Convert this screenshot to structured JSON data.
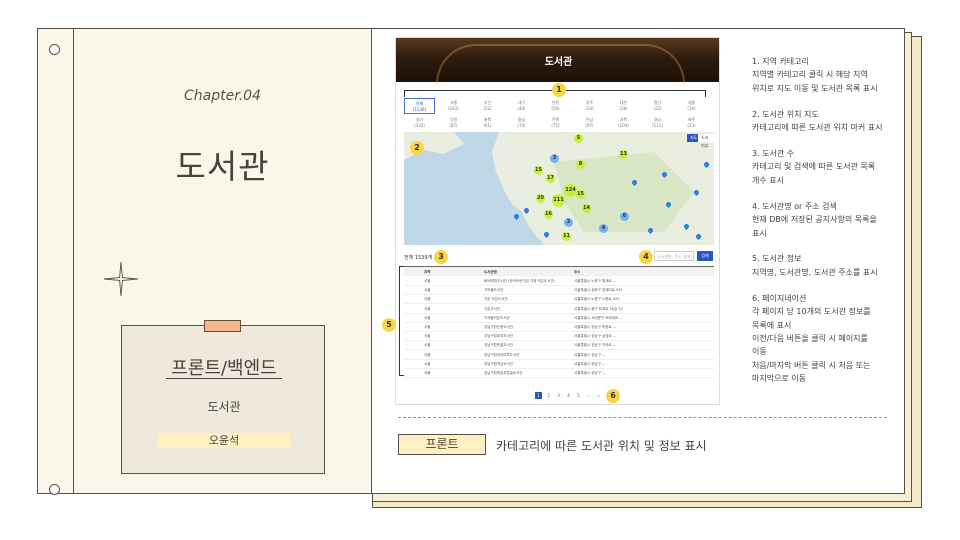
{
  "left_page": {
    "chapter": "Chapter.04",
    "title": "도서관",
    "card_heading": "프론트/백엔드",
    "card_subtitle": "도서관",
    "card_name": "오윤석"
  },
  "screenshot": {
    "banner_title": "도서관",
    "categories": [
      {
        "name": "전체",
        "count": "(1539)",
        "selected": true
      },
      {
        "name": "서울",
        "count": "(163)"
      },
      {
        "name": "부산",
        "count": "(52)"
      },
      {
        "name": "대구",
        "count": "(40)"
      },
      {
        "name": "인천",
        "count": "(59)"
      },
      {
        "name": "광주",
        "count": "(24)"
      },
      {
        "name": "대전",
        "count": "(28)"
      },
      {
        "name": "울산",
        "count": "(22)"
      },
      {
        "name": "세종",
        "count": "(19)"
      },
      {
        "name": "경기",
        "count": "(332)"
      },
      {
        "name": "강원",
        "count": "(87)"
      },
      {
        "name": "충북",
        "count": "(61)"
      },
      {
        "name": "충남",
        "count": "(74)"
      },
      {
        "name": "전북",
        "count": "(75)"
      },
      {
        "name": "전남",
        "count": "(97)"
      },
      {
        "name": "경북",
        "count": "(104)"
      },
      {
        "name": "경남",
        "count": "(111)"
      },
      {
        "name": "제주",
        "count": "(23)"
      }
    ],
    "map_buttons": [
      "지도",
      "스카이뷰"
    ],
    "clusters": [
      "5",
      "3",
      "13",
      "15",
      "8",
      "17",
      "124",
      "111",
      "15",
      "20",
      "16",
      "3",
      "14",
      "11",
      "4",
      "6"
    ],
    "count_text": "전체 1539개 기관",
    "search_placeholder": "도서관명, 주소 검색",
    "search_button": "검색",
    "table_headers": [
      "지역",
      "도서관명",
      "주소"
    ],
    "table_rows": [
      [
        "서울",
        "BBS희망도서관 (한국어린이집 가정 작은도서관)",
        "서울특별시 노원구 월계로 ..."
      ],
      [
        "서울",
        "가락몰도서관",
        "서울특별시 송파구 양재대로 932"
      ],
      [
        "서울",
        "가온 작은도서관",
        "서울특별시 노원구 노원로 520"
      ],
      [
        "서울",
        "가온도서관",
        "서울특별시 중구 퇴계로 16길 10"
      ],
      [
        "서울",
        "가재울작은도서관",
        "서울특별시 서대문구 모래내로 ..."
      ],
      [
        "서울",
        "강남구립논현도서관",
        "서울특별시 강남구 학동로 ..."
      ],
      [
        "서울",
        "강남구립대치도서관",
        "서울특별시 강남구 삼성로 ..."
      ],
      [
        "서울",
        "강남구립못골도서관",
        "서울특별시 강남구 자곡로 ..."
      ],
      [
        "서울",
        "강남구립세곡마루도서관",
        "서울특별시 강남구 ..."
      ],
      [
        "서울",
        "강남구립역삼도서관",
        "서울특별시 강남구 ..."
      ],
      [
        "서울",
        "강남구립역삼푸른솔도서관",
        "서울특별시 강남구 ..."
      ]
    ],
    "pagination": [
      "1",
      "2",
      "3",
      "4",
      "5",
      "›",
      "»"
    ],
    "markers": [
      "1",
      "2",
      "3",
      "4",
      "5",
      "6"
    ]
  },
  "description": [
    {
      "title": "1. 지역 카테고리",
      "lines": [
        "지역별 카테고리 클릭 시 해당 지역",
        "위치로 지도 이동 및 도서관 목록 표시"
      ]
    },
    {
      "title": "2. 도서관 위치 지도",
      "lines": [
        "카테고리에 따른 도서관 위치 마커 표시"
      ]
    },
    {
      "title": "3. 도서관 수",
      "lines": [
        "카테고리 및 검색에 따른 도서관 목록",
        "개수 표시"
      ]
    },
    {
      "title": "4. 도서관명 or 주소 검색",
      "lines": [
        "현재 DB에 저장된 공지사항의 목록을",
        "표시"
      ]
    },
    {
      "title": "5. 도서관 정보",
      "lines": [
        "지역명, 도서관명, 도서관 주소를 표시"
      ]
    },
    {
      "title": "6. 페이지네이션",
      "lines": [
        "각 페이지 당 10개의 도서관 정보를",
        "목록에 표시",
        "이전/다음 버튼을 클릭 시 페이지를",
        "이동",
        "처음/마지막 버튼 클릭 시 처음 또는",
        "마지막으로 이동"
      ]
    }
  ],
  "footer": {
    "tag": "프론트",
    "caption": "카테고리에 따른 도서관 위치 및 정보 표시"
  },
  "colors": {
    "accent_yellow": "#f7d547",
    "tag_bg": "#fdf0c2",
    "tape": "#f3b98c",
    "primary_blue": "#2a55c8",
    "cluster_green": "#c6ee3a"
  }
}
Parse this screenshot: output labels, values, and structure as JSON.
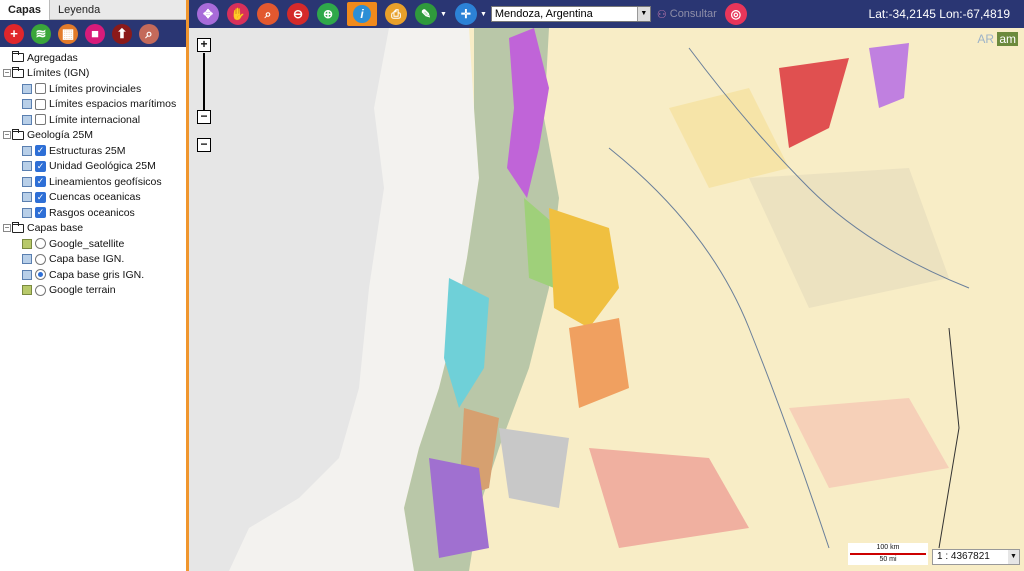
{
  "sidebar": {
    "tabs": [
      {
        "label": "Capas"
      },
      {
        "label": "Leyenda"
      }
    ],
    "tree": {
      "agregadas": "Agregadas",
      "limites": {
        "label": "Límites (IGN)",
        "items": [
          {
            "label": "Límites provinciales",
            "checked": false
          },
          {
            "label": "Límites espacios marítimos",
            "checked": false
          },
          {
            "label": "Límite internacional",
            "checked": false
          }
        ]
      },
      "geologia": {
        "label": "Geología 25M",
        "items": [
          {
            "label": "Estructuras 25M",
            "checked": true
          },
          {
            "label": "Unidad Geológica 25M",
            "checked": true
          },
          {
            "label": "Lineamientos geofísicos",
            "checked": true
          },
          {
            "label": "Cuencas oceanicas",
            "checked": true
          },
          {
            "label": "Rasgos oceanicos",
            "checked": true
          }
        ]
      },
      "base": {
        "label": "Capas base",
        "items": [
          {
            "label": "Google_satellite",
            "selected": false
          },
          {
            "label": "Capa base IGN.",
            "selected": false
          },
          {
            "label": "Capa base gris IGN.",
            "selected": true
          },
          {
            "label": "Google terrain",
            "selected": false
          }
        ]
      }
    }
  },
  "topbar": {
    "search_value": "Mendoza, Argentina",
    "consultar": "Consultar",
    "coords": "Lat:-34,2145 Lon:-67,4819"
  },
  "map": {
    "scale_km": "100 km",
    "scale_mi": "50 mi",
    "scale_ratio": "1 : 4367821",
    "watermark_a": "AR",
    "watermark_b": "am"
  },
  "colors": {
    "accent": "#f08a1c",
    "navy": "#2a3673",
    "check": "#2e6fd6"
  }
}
==*==
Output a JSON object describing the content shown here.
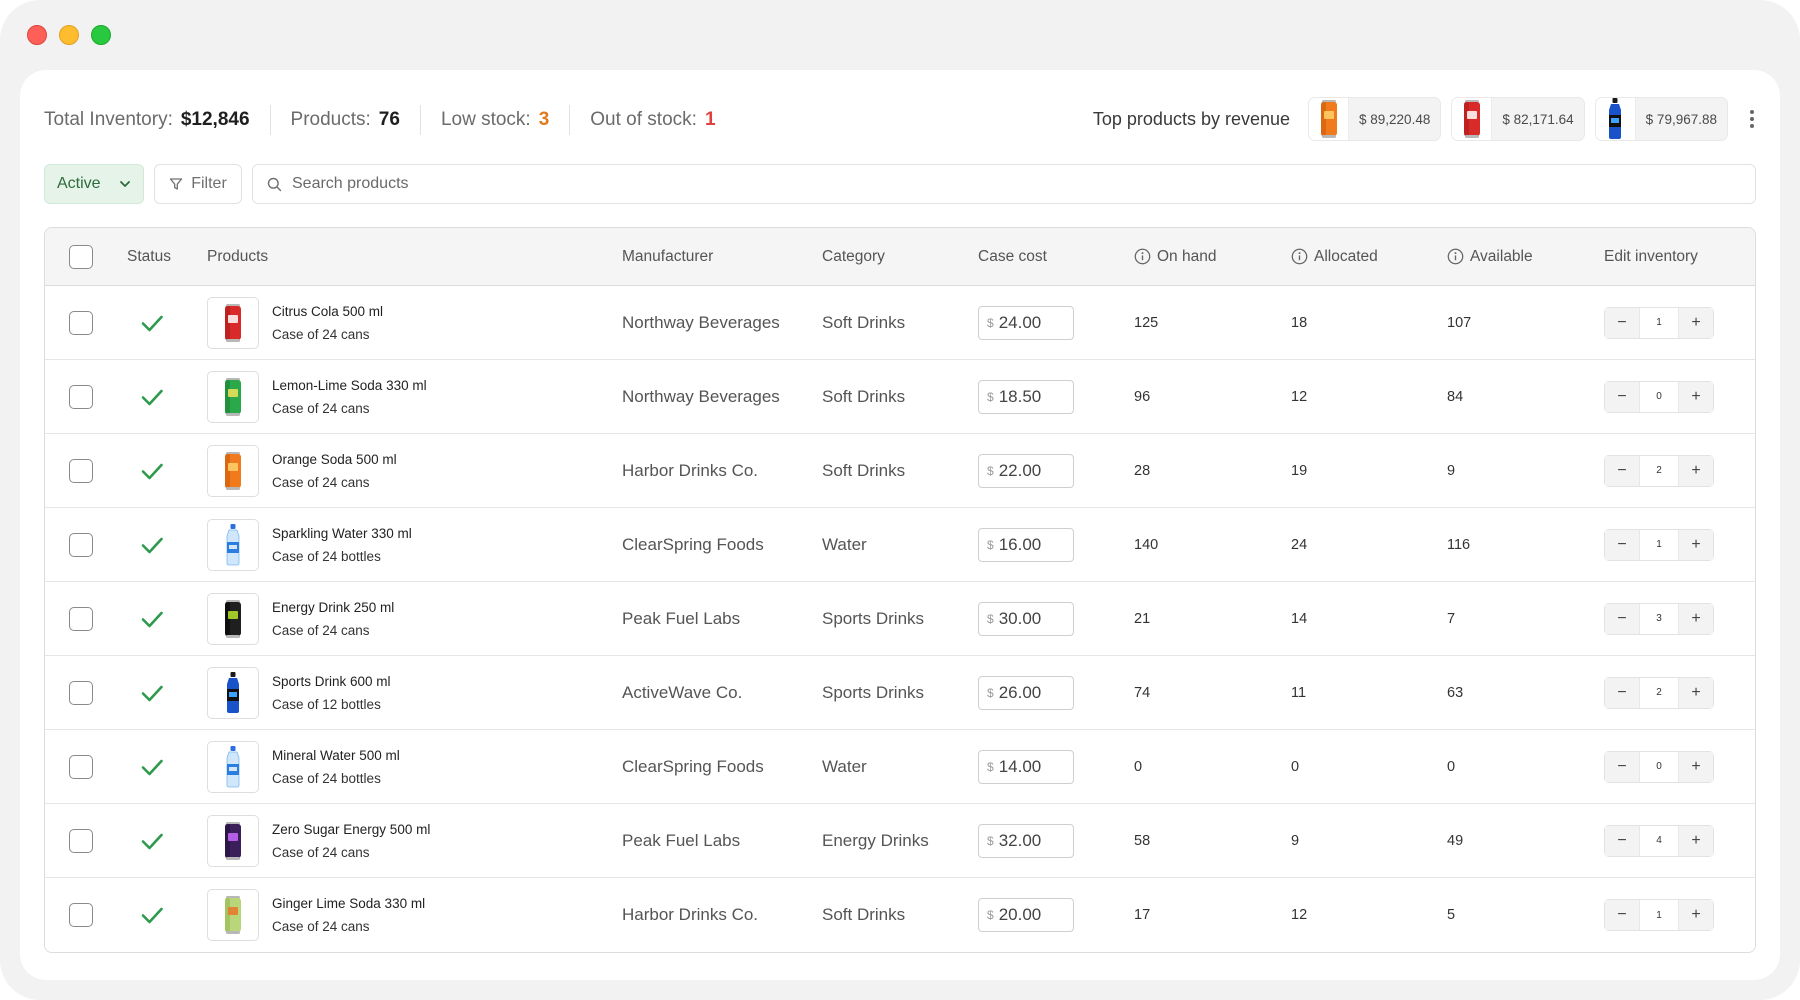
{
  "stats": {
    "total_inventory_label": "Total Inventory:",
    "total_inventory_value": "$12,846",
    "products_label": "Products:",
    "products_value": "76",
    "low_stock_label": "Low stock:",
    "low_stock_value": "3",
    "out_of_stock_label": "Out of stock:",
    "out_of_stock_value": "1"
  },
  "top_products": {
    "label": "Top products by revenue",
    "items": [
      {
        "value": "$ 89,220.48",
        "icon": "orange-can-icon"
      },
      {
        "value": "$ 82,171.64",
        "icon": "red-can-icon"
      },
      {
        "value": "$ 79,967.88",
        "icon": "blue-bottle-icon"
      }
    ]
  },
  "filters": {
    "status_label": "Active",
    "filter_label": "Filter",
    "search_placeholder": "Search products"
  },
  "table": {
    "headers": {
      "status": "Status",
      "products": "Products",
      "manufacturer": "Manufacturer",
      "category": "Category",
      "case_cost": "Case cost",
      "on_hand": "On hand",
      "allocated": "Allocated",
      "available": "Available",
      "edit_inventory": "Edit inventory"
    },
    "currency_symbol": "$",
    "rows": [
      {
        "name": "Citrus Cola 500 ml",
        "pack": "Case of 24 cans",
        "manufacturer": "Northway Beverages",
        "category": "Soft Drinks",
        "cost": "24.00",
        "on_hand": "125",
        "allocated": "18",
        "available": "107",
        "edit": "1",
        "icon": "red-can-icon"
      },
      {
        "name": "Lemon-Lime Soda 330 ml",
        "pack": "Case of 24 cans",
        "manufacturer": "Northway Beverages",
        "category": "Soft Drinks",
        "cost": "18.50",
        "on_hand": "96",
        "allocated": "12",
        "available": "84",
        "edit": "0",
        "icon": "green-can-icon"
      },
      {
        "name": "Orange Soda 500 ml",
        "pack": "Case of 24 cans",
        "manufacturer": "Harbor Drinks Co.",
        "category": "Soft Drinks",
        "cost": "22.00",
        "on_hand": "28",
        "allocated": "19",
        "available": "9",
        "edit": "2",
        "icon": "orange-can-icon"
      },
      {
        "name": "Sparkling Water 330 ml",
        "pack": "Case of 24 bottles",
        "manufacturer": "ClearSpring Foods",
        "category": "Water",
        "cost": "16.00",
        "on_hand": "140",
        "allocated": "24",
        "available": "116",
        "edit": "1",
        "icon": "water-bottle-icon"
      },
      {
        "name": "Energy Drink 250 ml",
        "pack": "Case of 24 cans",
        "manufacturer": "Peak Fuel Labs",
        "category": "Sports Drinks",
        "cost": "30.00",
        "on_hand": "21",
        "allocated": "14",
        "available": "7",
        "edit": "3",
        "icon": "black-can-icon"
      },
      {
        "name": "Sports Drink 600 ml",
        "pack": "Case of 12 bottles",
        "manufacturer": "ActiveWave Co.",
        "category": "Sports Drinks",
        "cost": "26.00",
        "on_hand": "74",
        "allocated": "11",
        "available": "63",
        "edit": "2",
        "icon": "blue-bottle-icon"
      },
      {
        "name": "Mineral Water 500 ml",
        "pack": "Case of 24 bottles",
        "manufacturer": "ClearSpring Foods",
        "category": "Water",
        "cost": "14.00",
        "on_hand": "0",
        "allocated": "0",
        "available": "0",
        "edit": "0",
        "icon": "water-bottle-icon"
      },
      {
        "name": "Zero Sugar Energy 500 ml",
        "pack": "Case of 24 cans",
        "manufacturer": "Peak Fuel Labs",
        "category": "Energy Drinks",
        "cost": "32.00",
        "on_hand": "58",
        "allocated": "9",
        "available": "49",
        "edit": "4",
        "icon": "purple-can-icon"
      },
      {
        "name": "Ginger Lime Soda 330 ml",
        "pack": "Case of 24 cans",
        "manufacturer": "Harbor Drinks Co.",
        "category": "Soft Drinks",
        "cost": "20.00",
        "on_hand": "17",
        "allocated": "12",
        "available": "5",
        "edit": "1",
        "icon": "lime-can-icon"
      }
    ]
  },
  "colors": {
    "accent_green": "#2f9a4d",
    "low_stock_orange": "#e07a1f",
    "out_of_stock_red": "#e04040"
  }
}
==*==
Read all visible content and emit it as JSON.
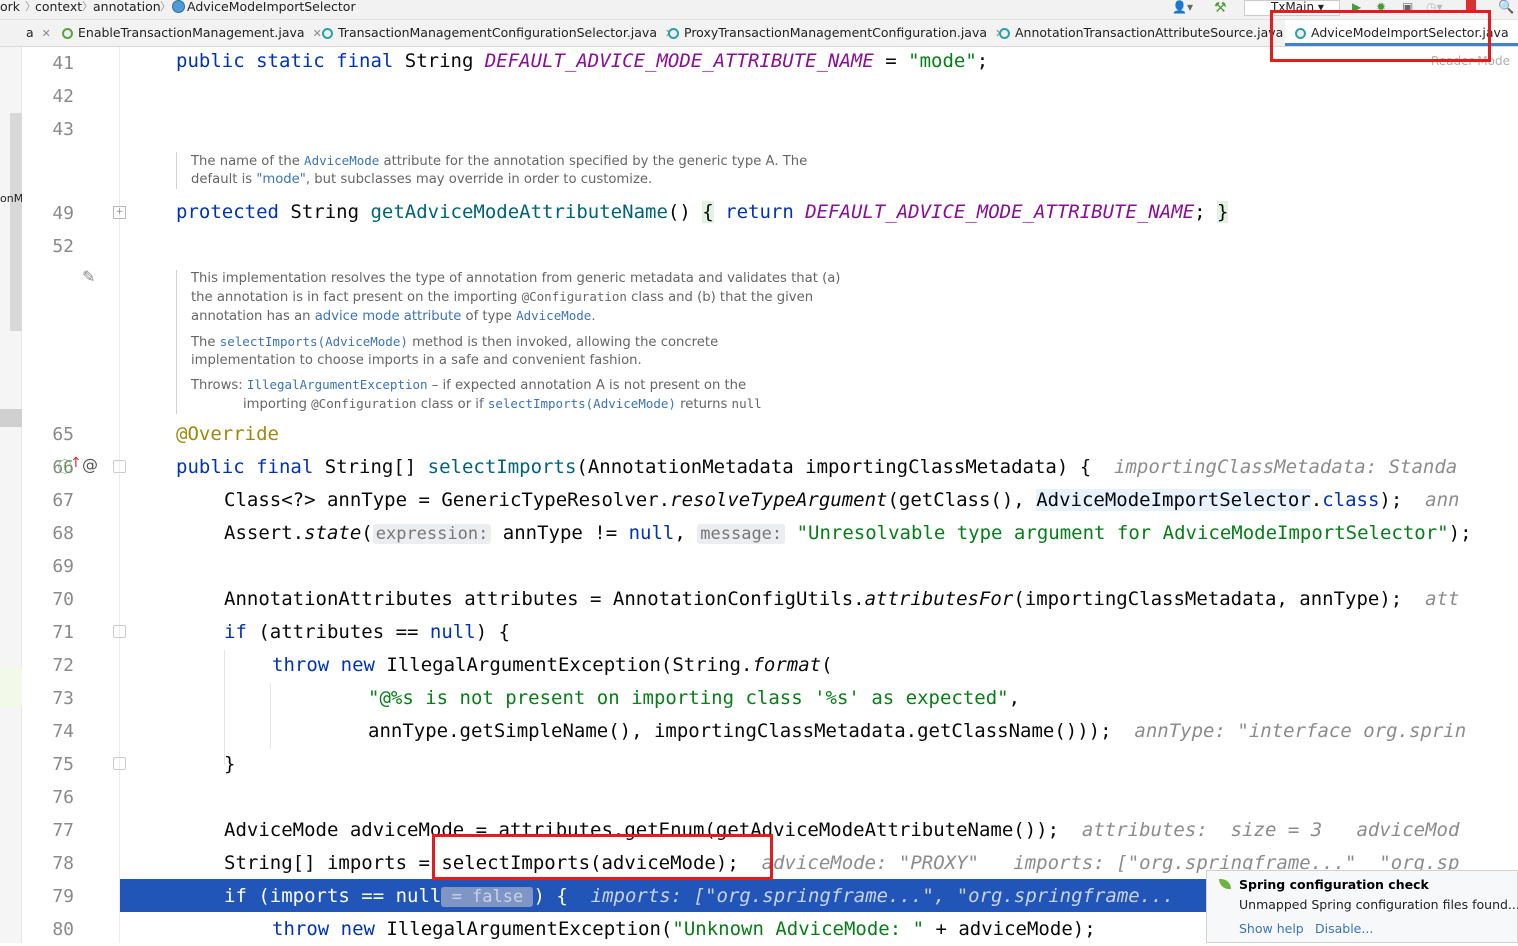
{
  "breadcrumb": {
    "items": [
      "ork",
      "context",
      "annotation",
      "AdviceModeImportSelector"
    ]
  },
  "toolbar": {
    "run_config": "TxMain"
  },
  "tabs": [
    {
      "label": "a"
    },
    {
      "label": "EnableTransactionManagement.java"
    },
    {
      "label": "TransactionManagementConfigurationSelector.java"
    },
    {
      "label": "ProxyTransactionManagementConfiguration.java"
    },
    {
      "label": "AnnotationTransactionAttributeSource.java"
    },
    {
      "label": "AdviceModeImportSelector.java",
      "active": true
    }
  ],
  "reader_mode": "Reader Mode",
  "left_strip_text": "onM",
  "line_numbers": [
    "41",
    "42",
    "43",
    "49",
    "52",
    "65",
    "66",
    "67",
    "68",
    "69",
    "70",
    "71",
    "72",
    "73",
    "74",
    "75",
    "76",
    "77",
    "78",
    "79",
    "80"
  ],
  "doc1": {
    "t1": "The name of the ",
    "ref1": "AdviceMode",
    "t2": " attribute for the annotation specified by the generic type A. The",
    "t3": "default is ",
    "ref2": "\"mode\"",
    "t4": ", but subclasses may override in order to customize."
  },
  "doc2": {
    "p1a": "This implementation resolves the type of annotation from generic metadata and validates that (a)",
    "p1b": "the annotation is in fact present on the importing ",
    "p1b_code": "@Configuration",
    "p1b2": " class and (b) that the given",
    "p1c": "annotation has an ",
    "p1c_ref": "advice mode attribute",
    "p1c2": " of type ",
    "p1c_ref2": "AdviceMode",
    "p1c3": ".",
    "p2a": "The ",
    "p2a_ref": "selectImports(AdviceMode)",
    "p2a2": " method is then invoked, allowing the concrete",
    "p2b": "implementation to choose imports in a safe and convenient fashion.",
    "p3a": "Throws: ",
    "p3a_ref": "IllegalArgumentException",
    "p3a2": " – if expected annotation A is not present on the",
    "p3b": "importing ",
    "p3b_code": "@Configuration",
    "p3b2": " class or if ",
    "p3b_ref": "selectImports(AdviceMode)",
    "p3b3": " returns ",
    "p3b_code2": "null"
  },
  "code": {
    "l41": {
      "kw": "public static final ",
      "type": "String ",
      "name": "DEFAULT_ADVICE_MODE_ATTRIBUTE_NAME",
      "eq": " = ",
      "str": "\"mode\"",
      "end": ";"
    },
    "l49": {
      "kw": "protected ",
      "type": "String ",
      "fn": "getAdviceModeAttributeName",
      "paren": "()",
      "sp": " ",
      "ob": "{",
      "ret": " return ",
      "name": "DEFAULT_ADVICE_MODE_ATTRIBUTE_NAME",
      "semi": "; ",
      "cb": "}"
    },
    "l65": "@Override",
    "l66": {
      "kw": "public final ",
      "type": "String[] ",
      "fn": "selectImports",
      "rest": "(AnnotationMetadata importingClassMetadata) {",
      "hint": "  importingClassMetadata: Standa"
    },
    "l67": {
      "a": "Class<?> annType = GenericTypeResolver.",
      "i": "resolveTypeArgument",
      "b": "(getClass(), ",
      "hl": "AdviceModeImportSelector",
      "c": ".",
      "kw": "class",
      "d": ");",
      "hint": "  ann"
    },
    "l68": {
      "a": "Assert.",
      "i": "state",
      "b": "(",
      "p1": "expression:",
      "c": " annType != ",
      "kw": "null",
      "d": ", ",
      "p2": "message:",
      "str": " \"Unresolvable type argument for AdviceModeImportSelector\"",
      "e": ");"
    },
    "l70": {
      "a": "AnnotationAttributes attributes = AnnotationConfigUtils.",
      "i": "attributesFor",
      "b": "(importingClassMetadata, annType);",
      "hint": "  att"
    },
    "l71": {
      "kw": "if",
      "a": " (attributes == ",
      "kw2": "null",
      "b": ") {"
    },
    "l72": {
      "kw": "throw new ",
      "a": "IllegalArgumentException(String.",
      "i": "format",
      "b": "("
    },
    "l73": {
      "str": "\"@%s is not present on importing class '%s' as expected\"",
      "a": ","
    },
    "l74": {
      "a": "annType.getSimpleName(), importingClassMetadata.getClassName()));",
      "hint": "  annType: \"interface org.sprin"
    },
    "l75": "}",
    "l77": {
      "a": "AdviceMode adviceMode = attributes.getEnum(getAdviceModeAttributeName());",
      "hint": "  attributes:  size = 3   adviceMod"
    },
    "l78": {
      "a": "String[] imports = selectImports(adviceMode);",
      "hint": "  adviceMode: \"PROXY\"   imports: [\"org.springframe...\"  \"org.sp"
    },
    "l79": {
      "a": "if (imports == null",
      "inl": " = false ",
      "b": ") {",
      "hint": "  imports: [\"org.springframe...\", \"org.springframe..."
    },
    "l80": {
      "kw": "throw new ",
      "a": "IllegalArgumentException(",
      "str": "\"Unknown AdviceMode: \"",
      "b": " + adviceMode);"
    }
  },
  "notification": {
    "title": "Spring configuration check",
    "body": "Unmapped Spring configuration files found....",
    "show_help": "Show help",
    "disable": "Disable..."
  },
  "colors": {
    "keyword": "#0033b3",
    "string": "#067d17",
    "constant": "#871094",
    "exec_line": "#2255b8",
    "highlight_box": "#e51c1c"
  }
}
==*==
• [Goal]
For each line of the listing that holds the word "cost", show that line.

• [Written solution]
      "case_cost": "Case cost",
        "cost": "24.00",
        "cost": "18.50",
        "cost": "22.00",
        "cost": "16.00",
        "cost": "30.00",
        "cost": "26.00",
        "cost": "14.00",
        "cost": "32.00",
        "cost": "20.00",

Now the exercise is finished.